# Given exercise
In the listing below, locate the lines bearing the word "dostawy". Copy every one of them.

··· Data shown

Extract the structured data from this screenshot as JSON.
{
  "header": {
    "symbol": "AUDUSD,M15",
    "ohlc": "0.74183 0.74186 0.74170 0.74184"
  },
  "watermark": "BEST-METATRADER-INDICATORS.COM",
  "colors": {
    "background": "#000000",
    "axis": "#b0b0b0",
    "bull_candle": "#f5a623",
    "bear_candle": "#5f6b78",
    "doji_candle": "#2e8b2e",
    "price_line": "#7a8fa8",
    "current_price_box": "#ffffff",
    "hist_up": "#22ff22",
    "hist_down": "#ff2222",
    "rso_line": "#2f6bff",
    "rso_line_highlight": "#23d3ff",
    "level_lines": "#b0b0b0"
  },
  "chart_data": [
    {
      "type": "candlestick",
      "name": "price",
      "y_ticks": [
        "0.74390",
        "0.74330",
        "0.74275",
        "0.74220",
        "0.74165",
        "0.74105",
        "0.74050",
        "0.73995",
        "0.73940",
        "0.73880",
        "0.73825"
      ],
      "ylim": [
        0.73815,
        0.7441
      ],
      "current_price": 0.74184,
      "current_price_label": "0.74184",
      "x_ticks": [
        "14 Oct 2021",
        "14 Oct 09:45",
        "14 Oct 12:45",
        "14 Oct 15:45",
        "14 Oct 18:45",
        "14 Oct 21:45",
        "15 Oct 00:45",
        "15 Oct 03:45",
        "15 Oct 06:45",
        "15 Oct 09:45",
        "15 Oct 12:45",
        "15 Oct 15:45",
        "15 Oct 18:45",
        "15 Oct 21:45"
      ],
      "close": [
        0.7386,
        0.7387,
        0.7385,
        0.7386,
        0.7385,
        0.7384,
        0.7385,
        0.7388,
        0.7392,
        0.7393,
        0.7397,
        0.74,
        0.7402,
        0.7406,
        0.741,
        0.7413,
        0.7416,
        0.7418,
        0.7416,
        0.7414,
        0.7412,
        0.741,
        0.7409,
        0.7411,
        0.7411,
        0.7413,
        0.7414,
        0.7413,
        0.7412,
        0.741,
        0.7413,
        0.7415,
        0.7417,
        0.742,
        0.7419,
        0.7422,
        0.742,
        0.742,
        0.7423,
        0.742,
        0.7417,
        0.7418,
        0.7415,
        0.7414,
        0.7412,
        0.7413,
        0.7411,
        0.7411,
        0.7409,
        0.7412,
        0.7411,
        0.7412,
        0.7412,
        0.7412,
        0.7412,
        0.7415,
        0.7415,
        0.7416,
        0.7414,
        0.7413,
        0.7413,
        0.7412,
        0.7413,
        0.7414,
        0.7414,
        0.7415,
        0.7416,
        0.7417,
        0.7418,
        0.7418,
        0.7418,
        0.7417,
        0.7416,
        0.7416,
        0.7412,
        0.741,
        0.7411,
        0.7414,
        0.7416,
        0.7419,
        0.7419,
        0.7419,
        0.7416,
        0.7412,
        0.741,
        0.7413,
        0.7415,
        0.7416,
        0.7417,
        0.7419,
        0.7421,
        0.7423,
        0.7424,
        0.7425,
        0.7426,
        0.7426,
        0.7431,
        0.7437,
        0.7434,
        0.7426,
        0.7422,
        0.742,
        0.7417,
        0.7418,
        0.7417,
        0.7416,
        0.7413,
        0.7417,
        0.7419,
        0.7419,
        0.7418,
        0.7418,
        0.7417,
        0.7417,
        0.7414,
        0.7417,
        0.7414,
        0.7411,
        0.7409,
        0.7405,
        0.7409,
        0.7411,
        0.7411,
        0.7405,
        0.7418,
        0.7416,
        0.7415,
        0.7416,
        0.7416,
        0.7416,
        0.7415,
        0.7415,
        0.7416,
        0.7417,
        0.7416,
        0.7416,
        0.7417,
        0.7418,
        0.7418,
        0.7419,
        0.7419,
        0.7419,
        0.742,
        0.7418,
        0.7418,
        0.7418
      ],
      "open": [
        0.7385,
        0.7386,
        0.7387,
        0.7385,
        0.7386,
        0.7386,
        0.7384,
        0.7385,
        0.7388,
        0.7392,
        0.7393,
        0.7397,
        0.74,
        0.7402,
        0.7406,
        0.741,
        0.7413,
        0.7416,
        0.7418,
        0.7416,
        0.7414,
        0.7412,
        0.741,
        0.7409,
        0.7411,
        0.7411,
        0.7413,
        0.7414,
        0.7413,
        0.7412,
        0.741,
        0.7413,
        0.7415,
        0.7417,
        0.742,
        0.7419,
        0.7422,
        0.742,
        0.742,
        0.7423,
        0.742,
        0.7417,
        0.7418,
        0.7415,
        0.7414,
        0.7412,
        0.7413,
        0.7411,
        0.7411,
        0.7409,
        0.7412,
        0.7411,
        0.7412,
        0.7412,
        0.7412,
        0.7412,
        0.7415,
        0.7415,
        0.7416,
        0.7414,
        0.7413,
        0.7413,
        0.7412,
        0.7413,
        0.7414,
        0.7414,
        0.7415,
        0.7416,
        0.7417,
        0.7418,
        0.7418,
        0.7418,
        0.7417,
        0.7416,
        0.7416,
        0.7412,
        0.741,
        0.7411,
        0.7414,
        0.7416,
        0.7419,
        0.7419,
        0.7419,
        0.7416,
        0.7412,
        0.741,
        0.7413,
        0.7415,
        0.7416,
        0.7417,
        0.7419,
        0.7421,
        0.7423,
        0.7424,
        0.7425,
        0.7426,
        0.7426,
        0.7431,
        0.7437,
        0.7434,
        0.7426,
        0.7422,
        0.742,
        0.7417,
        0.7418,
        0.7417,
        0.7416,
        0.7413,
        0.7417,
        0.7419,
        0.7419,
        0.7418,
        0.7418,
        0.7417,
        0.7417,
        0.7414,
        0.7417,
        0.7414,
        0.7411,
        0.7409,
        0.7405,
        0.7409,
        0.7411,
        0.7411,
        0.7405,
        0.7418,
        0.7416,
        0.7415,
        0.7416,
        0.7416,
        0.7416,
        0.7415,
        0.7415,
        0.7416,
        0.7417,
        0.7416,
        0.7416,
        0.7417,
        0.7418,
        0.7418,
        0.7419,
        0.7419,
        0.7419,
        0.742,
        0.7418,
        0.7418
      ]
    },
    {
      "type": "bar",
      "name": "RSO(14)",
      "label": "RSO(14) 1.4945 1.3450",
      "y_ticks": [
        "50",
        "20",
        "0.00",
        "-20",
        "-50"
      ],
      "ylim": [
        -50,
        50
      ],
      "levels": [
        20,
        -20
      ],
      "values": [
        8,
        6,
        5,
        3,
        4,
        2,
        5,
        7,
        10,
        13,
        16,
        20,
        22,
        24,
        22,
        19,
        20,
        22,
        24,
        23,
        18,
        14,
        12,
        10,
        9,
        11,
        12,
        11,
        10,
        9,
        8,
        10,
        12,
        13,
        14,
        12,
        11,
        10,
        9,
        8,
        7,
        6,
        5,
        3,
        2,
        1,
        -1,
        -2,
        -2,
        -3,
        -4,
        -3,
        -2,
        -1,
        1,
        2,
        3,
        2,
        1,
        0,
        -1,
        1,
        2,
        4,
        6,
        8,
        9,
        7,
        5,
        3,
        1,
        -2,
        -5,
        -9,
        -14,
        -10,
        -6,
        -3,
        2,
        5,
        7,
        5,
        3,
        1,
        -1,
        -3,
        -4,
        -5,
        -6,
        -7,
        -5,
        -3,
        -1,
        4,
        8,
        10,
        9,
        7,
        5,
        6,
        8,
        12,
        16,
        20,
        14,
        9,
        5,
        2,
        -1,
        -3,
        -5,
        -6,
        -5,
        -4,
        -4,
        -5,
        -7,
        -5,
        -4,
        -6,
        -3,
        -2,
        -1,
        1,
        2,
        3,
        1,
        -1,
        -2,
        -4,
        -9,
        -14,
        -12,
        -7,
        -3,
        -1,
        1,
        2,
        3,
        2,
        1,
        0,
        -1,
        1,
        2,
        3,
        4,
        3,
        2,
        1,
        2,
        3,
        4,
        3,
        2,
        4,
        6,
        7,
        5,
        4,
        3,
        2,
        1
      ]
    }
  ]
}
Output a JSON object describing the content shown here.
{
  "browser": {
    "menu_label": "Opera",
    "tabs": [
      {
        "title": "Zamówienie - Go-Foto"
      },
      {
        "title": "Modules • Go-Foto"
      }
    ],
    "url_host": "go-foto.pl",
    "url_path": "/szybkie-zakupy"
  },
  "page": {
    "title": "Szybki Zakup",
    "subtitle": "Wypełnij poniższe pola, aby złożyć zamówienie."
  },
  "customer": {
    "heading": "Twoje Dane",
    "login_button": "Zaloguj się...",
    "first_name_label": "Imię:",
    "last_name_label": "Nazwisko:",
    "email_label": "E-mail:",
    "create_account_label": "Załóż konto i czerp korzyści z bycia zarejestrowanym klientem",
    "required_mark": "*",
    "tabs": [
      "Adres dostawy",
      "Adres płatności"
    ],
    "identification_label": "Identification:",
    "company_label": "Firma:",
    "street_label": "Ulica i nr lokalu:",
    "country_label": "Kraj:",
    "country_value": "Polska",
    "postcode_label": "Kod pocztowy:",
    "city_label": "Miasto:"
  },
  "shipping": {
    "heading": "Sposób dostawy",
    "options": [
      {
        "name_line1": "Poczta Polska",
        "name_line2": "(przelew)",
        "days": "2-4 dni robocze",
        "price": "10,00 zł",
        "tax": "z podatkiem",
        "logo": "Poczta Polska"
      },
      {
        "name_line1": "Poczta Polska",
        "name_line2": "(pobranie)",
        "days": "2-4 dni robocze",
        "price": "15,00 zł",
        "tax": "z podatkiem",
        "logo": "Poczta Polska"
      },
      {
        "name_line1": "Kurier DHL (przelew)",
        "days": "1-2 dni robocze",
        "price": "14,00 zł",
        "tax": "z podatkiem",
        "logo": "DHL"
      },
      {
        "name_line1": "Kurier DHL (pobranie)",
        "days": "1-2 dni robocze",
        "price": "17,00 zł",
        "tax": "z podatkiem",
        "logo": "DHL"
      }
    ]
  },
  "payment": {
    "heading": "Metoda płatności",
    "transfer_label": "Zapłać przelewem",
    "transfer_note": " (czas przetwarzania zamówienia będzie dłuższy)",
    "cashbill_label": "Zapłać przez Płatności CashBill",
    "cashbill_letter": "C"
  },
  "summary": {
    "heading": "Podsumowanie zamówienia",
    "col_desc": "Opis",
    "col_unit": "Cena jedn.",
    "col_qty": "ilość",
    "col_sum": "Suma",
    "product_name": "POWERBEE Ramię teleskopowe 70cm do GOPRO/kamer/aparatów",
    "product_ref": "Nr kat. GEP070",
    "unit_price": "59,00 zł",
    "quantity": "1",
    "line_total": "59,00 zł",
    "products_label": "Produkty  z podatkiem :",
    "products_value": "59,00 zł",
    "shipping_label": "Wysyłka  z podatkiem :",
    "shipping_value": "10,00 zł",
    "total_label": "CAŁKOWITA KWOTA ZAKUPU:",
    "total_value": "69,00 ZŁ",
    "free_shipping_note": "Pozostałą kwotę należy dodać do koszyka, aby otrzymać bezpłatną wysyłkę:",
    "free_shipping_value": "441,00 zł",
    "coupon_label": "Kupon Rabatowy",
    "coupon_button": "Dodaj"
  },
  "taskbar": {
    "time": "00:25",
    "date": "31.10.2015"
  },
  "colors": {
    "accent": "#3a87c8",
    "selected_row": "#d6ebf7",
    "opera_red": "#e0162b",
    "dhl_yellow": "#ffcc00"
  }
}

······

# Answer to the task
      "Adres dostawy",
    "heading": "Sposób dostawy",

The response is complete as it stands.